-- WHAT YOU ARE ASKED TO DO --
Copy every line of the listing that holds the string "Atlantic".

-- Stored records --
══════

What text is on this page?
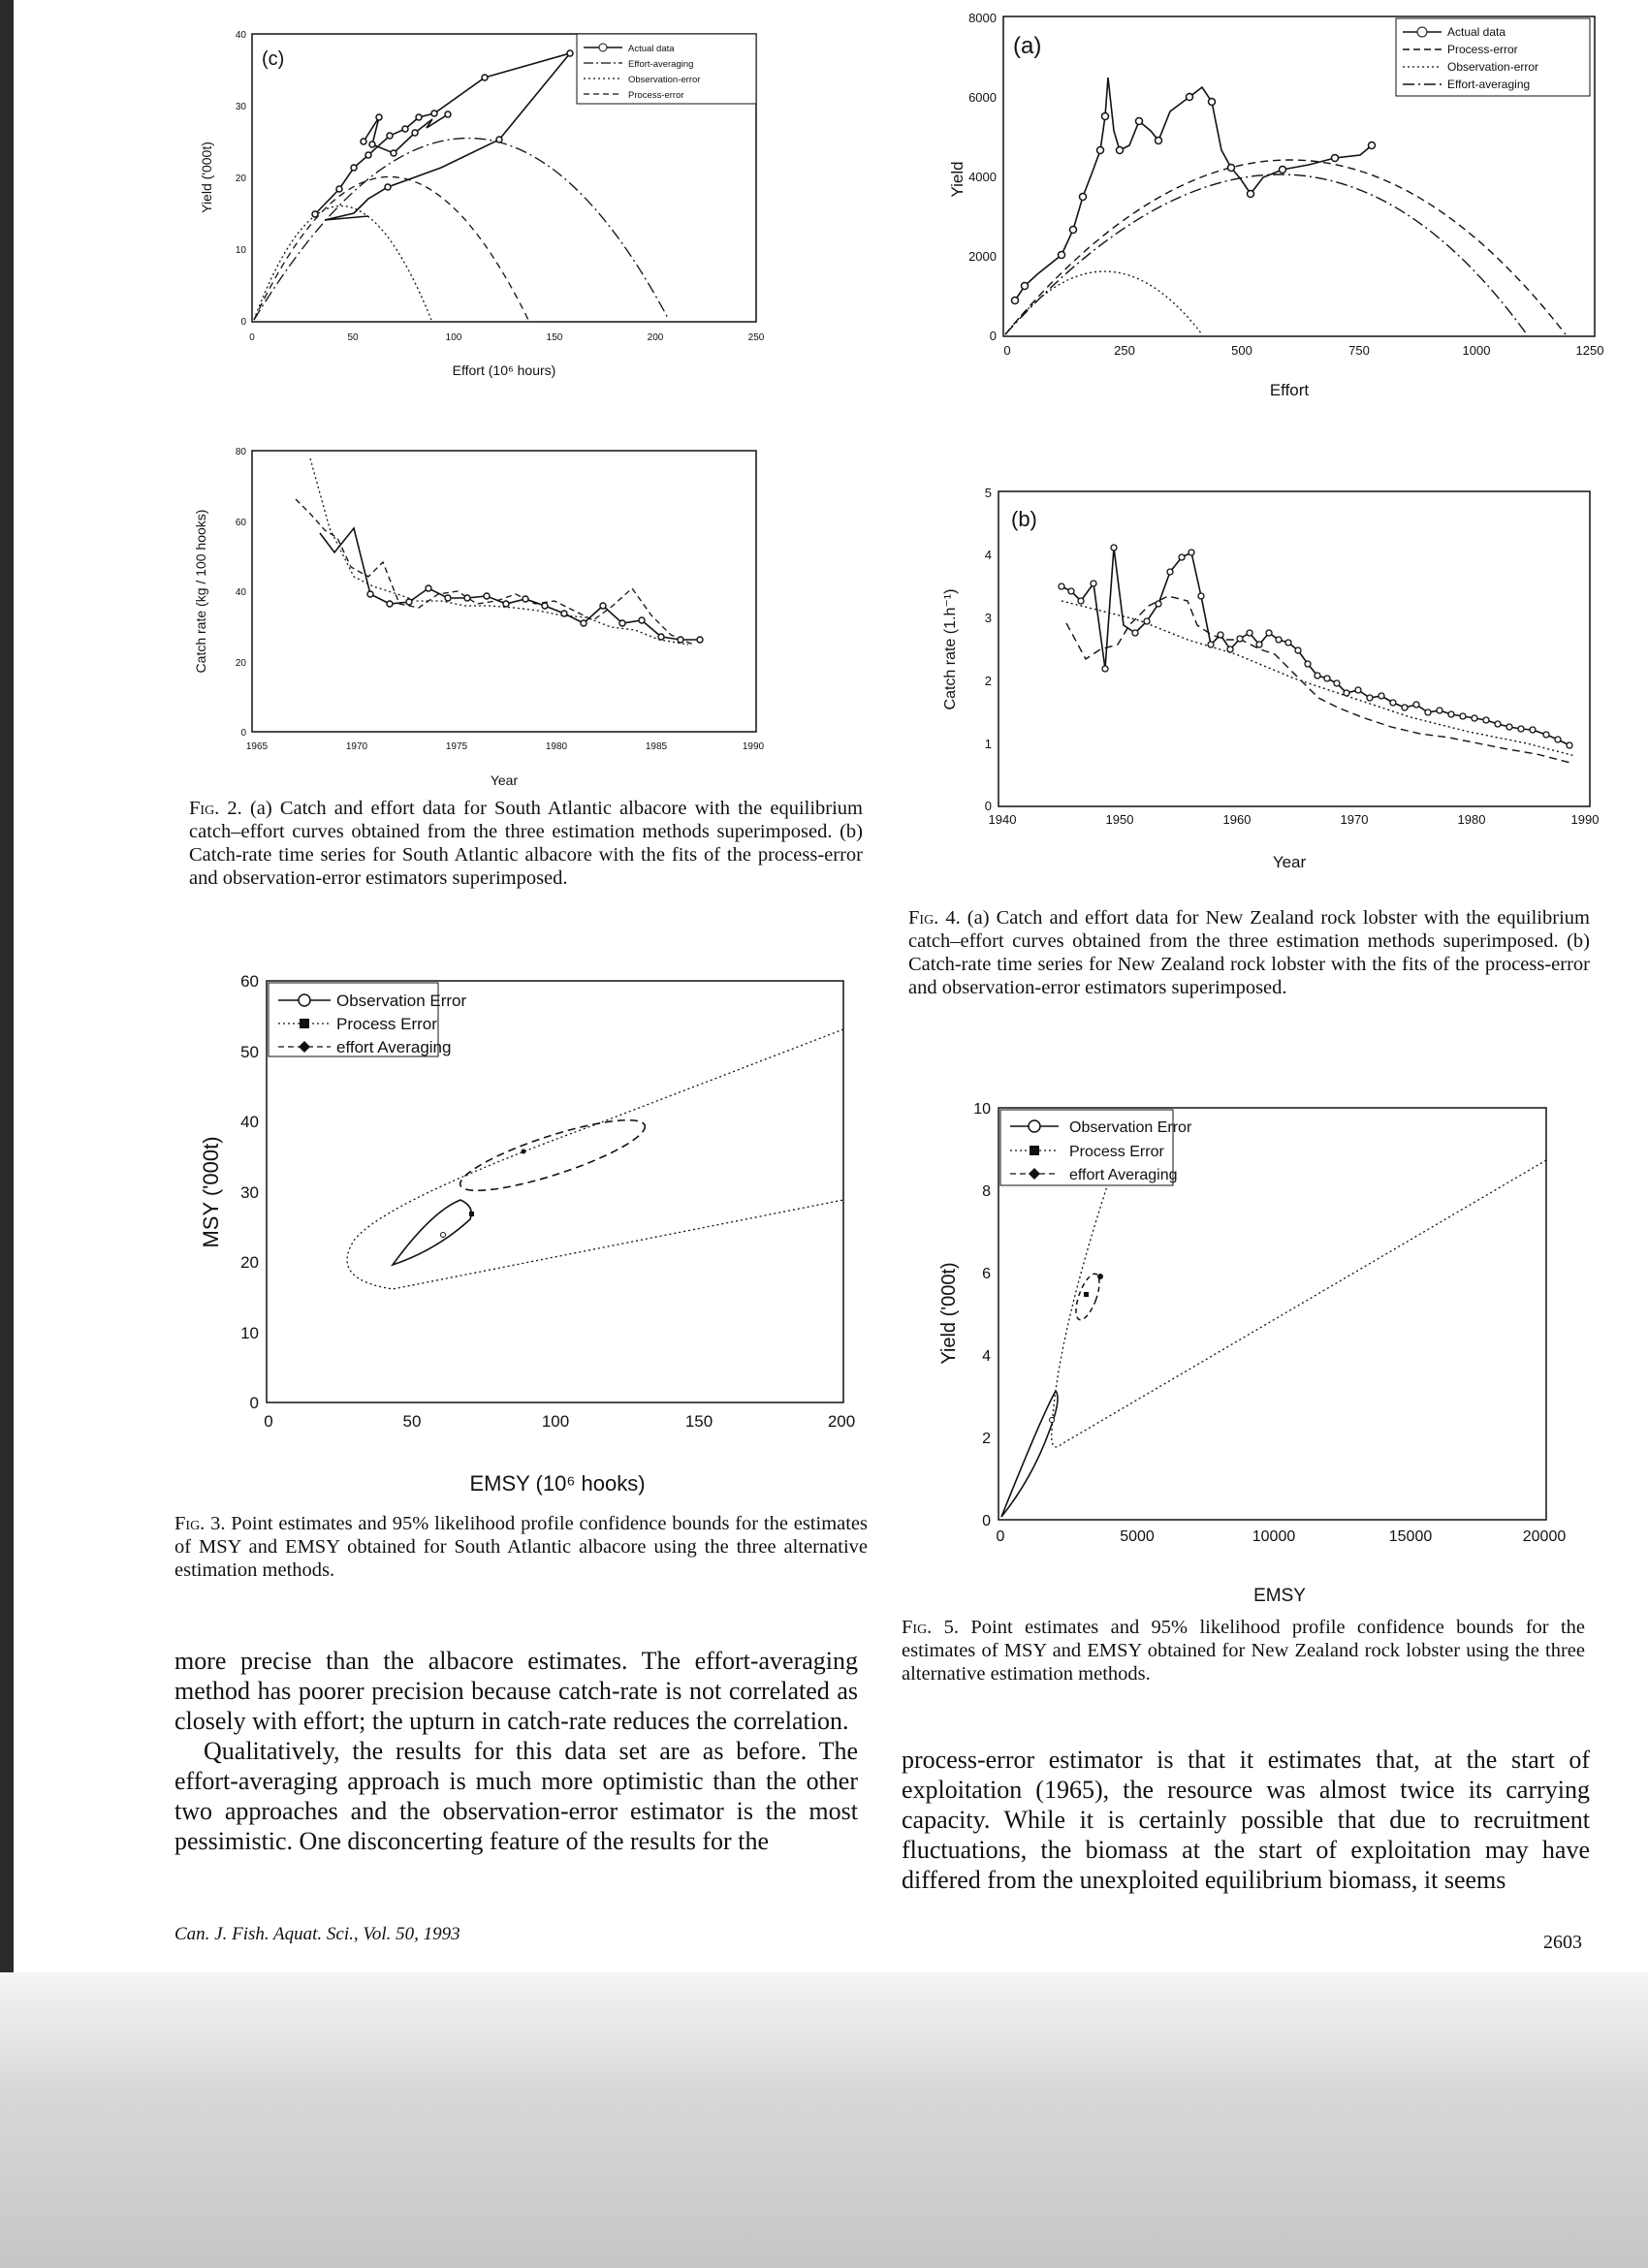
(c)
0	50	100	150	200	250
0
10
20
30
40
Effort (10⁶ hours)
Yield ('000t)
Actual data
Effort-averaging
Observation-error
Process-error
1965	1970	1975	1980	1985	1990
0
20
40
60
80
Year
Catch rate (kg / 100 hooks)
Fig. 2. (a) Catch and effort data for South Atlantic albacore with the equilibrium catch–effort curves obtained from the three estimation methods superimposed. (b) Catch-rate time series for South Atlantic albacore with the fits of the process-error and observation-error estimators superimposed.
0	50	100	150	200
0
10
20
30
40
50
60
EMSY (10⁶ hooks)
MSY ('000t)
Observation Error
Process Error
effort Averaging
Fig. 3. Point estimates and 95% likelihood profile confidence bounds for the estimates of MSY and EMSY obtained for South Atlantic albacore using the three alternative estimation methods.

more precise than the albacore estimates. The effort-averaging method has poorer precision because catch-rate is not correlated as closely with effort; the upturn in catch-rate reduces the correlation.

Qualitatively, the results for this data set are as before. The effort-averaging approach is much more optimistic than the other two approaches and the observation-error estimator is the most pessimistic. One disconcerting feature of the results for the

Can. J. Fish. Aquat. Sci., Vol. 50, 1993
(a)
0	250	500	750	1000	1250
0
2000
4000
6000
8000
Effort
Yield
Actual data
Process-error
Observation-error
Effort-averaging
(b)
1940	1950	1960	1970	1980	1990
0
1
2
3
4
5
Year
Catch rate (1.h⁻¹)
Fig. 4. (a) Catch and effort data for New Zealand rock lobster with the equilibrium catch–effort curves obtained from the three estimation methods superimposed. (b) Catch-rate time series for New Zealand rock lobster with the fits of the process-error and observation-error estimators superimposed.
0	5000	10000	15000	20000
0
2
4
6
8
10
EMSY
Yield ('000t)
Observation Error
Process Error
effort Averaging
Fig. 5. Point estimates and 95% likelihood profile confidence bounds for the estimates of MSY and EMSY obtained for New Zealand rock lobster using the three alternative estimation methods.

process-error estimator is that it estimates that, at the start of exploitation (1965), the resource was almost twice its carrying capacity. While it is certainly possible that due to recruitment fluctuations, the biomass at the start of exploitation may have differed from the unexploited equilibrium biomass, it seems

2603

══════

-- TASK ANSWER --
Fig. 2. (a) Catch and effort data for South Atlantic albacore with the equilibrium catch–effort curves obtained from the three estimation methods superimposed. (b) Catch-rate time series for South Atlantic albacore with the fits of the process-error and observation-error estimators superimposed.
Fig. 3. Point estimates and 95% likelihood profile confidence bounds for the estimates of MSY and EMSY obtained for South Atlantic albacore using the three alternative estimation methods.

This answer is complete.